Work required: Write out all lines holding the word "this".

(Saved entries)
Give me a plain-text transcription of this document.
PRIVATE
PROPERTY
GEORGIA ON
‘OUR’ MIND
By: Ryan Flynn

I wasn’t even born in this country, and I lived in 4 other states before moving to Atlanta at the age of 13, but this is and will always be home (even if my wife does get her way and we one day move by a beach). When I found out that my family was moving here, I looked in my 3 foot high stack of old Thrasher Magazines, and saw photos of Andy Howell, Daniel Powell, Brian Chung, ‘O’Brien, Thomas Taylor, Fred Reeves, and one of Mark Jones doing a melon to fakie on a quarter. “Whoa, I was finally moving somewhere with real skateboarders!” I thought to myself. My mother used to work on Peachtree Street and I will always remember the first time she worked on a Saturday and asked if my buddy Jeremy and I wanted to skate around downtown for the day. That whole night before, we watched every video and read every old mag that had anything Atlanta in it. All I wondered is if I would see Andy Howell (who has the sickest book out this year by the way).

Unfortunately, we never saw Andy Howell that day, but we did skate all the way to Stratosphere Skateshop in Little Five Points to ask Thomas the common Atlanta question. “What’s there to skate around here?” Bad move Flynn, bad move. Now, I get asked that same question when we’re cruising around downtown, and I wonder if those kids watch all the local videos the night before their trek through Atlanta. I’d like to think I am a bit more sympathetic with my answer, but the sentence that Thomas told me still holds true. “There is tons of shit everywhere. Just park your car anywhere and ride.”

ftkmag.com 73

Response:
Give me a plain-text transcription of this document.
I wasn’t even born in this country, and I lived in 4 other states before moving to Atlanta at the age of 13, but this is and will always be home (even if my wife does get her way and we one day move by a beach). When I found out that my family was moving here, I looked in my 3 foot high stack of old Thrasher Magazines, and saw photos of Andy Howell, Daniel Powell, Brian Chung, ‘O’Brien, Thomas Taylor, Fred Reeves, and one of Mark Jones doing a melon to fakie on a quarter. “Whoa, I was finally moving somewhere with real skateboarders!” I thought to myself. My mother used to work on Peachtree Street and I will always remember the first time she worked on a Saturday and asked if my buddy Jeremy and I wanted to skate around downtown for the day. That whole night before, we watched every video and read every old mag that had anything Atlanta in it. All I wondered is if I would see Andy Howell (who has the sickest book out this year by the way).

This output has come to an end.